→ Your objective
Repeat every line exactly, keeping the pictures out of the copy.

→ Extracted data
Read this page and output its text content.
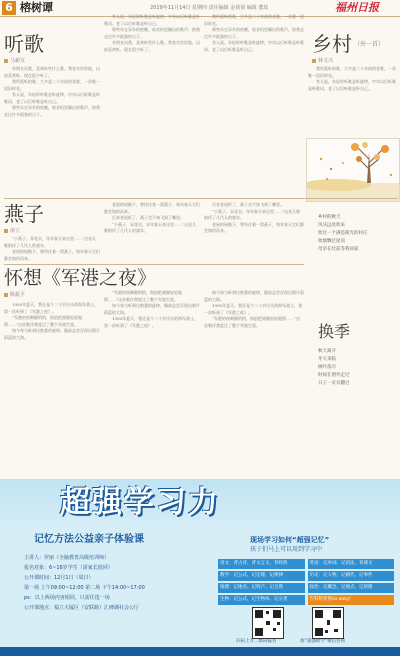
6 榕树谭	2019年11月14日 星期四 责任编辑 金倩倩 编辑 董瑶	福州日报
听歌
马新宣

有朋友问我，喜欢听些什么歌。我老实告诉他，以前喜欢听，现在很少听了。

我所爱听的歌，大多是二十年前的老歌，一首歌一段旧时光。

有人说，年轻时听歌是听旋律，中年以后听歌是听歌词，老了以后听歌是听自己。

那些年在异乡的夜晚，收音机里飘出的歌声，陪我走过许多孤独的日子。

有人说，年轻时听歌是听旋律，中年以后听歌是听歌词，老了以后听歌是听自己。

那些年在异乡的夜晚，收音机里飘出的歌声，陪我走过许多孤独的日子。

有朋友问我，喜欢听些什么歌。我老实告诉他，以前喜欢听，现在很少听了。

我所爱听的歌，大多是二十年前的老歌，一首歌一段旧时光。

那些年在异乡的夜晚，收音机里飘出的歌声，陪我走过许多孤独的日子。

有人说，年轻时听歌是听旋律，中年以后听歌是听歌词，老了以后听歌是听自己。	乡村 （外一首）
林文兴

我所爱听的歌，大多是二十年前的老歌，一首歌一段旧时光。

有人说，年轻时听歌是听旋律，中年以后听歌是听歌词，老了以后听歌是听自己。

燕子
俞立

“小燕子，穿花衣，年年春天来这里……”这首儿歌陪伴了几代人的童年。

老屋的屋檐下，曾经住着一窝燕子，每年春天它们都会如约而来。

老屋的屋檐下，曾经住着一窝燕子，每年春天它们都会如约而来。

后来老屋拆了，燕子也不知飞到了哪里。

“小燕子，穿花衣，年年春天来这里……”这首儿歌陪伴了几代人的童年。

后来老屋拆了，燕子也不知飞到了哪里。

“小燕子，穿花衣，年年春天来这里……”这首儿歌陪伴了几代人的童年。

老屋的屋檐下，曾经住着一窝燕子，每年春天它们都会如约而来。

乡村的秋天
风从远处吹来
吹过一个满是阳光的村庄
炊烟飘过屋顶
母亲在灶前等我回家
怀想《军港之夜》
陈振平

1980年夏天，我还是个二十岁出头的海军战士，第一次听到了《军港之夜》。

“军港的夜啊静悄悄，海浪把战舰轻轻地摇……”这首歌伴我度过了整个军旅生涯。

如今每当听到这熟悉的旋律，眼前总会浮现出那片蔚蓝的大海。

“军港的夜啊静悄悄，海浪把战舰轻轻地摇……”这首歌伴我度过了整个军旅生涯。

如今每当听到这熟悉的旋律，眼前总会浮现出那片蔚蓝的大海。

1980年夏天，我还是个二十岁出头的海军战士，第一次听到了《军港之夜》。

如今每当听到这熟悉的旋律，眼前总会浮现出那片蔚蓝的大海。

1980年夏天，我还是个二十岁出头的海军战士，第一次听到了《军港之夜》。

“军港的夜啊静悄悄，海浪把战舰轻轻地摇……”这首歌伴我度过了整个军旅生涯。	换季
秋天离开
冬天来临
树叶落尽
时间在窗外走过
日子一页页翻过
超强学习力
记忆方法公益亲子体验课
主讲人：罗丽（全脑教育高级培训师）
报名对象：6~16岁学生（需家长陪同）
公开课时间：12月1日（周日）
第一场 上午09:00~12:00 第二场 下午14:00~17:00
ps：以上两场内容相同，只需任选一场
公开课地点：福立大厦区（安联路）汇碑湖社会公厅
现场学习如何“超强记忆”
孩子们马上可以用到学习中
语文：背古诗、背文言文、背经典	英语：记单词、记语法、背课文
数学：记公式、记定理、记规律	历史：记人物、记朝代、记事件
地理：记地名、记特产、记自然	政治：记概念、记观点、记原理
生物：记公式、记生物体、记分类	告科积变得so easy!
扫码上方二维码报名	加“超强助学”微信咨询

→ Reply to the task
Read this page and output its text content.
6 榕树谭	2019年11月14日 星期四 责任编辑 金倩倩 编辑 董瑶	福州日报
听歌
马新宣

有朋友问我，喜欢听些什么歌。我老实告诉他，以前喜欢听，现在很少听了。

我所爱听的歌，大多是二十年前的老歌，一首歌一段旧时光。

有人说，年轻时听歌是听旋律，中年以后听歌是听歌词，老了以后听歌是听自己。

那些年在异乡的夜晚，收音机里飘出的歌声，陪我走过许多孤独的日子。

有人说，年轻时听歌是听旋律，中年以后听歌是听歌词，老了以后听歌是听自己。

那些年在异乡的夜晚，收音机里飘出的歌声，陪我走过许多孤独的日子。

有朋友问我，喜欢听些什么歌。我老实告诉他，以前喜欢听，现在很少听了。

我所爱听的歌，大多是二十年前的老歌，一首歌一段旧时光。

那些年在异乡的夜晚，收音机里飘出的歌声，陪我走过许多孤独的日子。

有人说，年轻时听歌是听旋律，中年以后听歌是听歌词，老了以后听歌是听自己。	乡村 （外一首）
林文兴

我所爱听的歌，大多是二十年前的老歌，一首歌一段旧时光。

有人说，年轻时听歌是听旋律，中年以后听歌是听歌词，老了以后听歌是听自己。

燕子
俞立

“小燕子，穿花衣，年年春天来这里……”这首儿歌陪伴了几代人的童年。

老屋的屋檐下，曾经住着一窝燕子，每年春天它们都会如约而来。

老屋的屋檐下，曾经住着一窝燕子，每年春天它们都会如约而来。

后来老屋拆了，燕子也不知飞到了哪里。

“小燕子，穿花衣，年年春天来这里……”这首儿歌陪伴了几代人的童年。

后来老屋拆了，燕子也不知飞到了哪里。

“小燕子，穿花衣，年年春天来这里……”这首儿歌陪伴了几代人的童年。

老屋的屋檐下，曾经住着一窝燕子，每年春天它们都会如约而来。

乡村的秋天
风从远处吹来
吹过一个满是阳光的村庄
炊烟飘过屋顶
母亲在灶前等我回家
怀想《军港之夜》
陈振平

1980年夏天，我还是个二十岁出头的海军战士，第一次听到了《军港之夜》。

“军港的夜啊静悄悄，海浪把战舰轻轻地摇……”这首歌伴我度过了整个军旅生涯。

如今每当听到这熟悉的旋律，眼前总会浮现出那片蔚蓝的大海。

“军港的夜啊静悄悄，海浪把战舰轻轻地摇……”这首歌伴我度过了整个军旅生涯。

如今每当听到这熟悉的旋律，眼前总会浮现出那片蔚蓝的大海。

1980年夏天，我还是个二十岁出头的海军战士，第一次听到了《军港之夜》。

如今每当听到这熟悉的旋律，眼前总会浮现出那片蔚蓝的大海。

1980年夏天，我还是个二十岁出头的海军战士，第一次听到了《军港之夜》。

“军港的夜啊静悄悄，海浪把战舰轻轻地摇……”这首歌伴我度过了整个军旅生涯。	换季
秋天离开
冬天来临
树叶落尽
时间在窗外走过
日子一页页翻过
超强学习力
记忆方法公益亲子体验课
主讲人：罗丽（全脑教育高级培训师）
报名对象：6~16岁学生（需家长陪同）
公开课时间：12月1日（周日）
第一场 上午09:00~12:00 第二场 下午14:00~17:00
ps：以上两场内容相同，只需任选一场
公开课地点：福立大厦区（安联路）汇碑湖社会公厅
现场学习如何“超强记忆”
孩子们马上可以用到学习中
语文：背古诗、背文言文、背经典	英语：记单词、记语法、背课文
数学：记公式、记定理、记规律	历史：记人物、记朝代、记事件
地理：记地名、记特产、记自然	政治：记概念、记观点、记原理
生物：记公式、记生物体、记分类	告科积变得so easy!
扫码上方二维码报名	加“超强助学”微信咨询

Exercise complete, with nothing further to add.